(DO THIS) Identify the lines that include the word "shrinkage", then copy all of them.

(DATA SHOWN)

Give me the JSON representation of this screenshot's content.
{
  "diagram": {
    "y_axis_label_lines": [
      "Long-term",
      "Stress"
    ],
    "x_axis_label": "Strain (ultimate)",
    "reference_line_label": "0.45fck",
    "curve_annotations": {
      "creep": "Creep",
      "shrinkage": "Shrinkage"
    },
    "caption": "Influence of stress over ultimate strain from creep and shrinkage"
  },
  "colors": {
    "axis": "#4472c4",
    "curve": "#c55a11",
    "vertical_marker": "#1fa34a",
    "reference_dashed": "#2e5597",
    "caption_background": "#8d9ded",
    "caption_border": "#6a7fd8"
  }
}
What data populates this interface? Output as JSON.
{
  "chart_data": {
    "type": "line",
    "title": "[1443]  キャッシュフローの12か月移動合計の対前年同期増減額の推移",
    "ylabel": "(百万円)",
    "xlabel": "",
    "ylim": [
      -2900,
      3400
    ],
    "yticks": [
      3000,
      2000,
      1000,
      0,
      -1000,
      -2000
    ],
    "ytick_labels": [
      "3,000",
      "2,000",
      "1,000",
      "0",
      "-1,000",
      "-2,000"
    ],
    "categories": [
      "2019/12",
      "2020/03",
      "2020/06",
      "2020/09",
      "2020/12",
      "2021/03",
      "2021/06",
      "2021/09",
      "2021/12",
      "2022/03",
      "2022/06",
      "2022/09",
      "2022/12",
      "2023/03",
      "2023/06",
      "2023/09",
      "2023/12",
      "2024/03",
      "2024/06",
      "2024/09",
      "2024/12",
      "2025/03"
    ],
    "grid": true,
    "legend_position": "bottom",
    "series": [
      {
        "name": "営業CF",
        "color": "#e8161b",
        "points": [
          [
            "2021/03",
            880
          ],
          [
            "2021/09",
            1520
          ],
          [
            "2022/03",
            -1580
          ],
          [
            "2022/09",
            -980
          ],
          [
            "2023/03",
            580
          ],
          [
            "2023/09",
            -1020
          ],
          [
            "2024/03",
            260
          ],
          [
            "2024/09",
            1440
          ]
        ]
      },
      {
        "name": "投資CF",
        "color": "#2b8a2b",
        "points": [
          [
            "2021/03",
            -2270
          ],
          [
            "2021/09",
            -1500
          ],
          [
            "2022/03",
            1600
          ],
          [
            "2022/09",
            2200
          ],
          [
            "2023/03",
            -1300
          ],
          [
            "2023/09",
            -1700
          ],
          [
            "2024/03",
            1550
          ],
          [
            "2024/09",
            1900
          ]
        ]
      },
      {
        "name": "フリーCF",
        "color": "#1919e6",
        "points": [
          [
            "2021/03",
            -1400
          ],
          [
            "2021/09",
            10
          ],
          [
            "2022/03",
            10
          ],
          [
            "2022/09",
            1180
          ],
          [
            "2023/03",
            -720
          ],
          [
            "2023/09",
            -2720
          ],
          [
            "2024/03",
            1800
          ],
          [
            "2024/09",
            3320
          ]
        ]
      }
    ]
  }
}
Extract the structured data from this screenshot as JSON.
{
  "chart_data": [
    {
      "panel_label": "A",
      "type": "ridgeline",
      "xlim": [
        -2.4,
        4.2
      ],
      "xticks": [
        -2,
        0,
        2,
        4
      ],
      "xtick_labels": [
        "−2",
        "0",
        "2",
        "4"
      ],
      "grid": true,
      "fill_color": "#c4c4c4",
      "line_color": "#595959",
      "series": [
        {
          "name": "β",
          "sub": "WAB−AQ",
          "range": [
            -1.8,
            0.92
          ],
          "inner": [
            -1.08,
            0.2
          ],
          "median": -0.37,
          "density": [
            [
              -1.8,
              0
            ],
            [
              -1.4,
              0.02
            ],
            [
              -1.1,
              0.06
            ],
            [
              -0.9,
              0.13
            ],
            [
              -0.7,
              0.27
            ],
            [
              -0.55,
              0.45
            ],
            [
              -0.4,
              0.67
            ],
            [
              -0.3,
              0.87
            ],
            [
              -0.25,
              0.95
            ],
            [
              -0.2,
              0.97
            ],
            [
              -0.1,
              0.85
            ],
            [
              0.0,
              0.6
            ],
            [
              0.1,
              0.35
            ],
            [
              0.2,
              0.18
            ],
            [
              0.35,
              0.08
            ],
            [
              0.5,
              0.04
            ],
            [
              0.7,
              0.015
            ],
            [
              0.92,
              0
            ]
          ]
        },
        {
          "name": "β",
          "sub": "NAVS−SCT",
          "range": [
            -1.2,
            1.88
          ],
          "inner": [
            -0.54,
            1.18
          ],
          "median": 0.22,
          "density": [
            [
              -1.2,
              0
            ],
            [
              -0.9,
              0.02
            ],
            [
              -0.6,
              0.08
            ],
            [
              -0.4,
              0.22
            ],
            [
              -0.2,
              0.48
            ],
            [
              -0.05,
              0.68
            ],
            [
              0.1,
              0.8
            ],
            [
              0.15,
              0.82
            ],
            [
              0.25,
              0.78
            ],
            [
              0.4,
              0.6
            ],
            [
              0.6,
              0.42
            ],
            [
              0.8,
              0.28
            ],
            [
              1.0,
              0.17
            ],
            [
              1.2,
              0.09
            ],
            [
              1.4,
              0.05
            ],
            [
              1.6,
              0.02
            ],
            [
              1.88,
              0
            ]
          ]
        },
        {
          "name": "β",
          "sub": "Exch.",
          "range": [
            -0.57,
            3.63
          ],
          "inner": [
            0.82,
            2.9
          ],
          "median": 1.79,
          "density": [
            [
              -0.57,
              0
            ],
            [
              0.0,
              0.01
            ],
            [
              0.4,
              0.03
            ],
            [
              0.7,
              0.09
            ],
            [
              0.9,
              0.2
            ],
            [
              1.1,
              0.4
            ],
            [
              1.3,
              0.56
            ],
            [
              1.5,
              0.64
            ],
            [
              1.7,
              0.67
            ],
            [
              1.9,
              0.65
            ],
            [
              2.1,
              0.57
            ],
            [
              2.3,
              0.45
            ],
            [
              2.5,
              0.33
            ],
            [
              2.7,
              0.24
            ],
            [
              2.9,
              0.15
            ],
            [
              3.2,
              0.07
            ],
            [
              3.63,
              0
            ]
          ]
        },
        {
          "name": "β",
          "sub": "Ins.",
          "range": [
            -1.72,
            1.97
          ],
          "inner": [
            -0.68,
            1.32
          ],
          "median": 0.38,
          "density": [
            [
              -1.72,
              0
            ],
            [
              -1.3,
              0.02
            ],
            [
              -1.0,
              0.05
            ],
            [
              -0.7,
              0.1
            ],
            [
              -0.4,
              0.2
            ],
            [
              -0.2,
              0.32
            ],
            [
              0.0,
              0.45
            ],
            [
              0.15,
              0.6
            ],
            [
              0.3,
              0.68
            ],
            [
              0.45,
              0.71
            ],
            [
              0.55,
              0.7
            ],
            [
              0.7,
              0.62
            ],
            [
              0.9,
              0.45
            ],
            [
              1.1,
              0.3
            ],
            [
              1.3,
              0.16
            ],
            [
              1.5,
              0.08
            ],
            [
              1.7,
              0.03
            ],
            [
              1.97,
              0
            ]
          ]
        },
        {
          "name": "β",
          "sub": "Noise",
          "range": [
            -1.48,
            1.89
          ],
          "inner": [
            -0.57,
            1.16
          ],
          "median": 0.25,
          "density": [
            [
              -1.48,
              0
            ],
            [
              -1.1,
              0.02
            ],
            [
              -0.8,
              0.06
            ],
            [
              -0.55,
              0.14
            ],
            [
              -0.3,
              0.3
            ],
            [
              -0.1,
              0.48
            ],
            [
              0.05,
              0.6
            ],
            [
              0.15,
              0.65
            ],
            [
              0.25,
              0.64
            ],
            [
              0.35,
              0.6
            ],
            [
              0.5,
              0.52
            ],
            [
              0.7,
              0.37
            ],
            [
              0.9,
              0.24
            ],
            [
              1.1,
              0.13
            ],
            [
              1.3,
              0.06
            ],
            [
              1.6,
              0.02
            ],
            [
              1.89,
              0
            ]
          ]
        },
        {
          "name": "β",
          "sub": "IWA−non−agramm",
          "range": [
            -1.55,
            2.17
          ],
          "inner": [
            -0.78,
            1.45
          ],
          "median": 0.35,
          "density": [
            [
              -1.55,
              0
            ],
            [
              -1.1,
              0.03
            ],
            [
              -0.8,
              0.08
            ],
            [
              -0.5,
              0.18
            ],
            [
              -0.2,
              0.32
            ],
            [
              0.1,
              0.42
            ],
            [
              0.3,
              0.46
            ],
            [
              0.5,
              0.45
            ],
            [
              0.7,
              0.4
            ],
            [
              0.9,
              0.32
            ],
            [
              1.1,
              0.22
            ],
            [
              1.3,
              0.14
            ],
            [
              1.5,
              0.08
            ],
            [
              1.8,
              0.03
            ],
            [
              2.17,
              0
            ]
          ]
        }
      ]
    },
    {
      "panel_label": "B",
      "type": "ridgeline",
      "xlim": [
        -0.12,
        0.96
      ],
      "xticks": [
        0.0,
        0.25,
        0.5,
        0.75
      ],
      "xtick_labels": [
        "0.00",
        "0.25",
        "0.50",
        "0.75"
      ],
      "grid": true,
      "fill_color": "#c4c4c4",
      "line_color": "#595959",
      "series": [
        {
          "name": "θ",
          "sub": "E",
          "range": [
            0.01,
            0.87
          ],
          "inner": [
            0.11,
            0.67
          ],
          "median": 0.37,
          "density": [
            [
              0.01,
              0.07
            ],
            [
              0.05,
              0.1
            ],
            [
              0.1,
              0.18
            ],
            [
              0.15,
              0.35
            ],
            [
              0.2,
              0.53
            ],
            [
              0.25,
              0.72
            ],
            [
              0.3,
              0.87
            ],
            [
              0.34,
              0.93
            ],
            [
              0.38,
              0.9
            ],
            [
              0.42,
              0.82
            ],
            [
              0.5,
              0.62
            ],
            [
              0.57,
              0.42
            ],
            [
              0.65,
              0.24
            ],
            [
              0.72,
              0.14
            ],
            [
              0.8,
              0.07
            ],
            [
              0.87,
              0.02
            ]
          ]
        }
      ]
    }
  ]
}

(RESULT FOR THIS EXERCISE)
      "shrinkage": "Shrinkage"
    "caption": "Influence of stress over ultimate strain from creep and shrinkage"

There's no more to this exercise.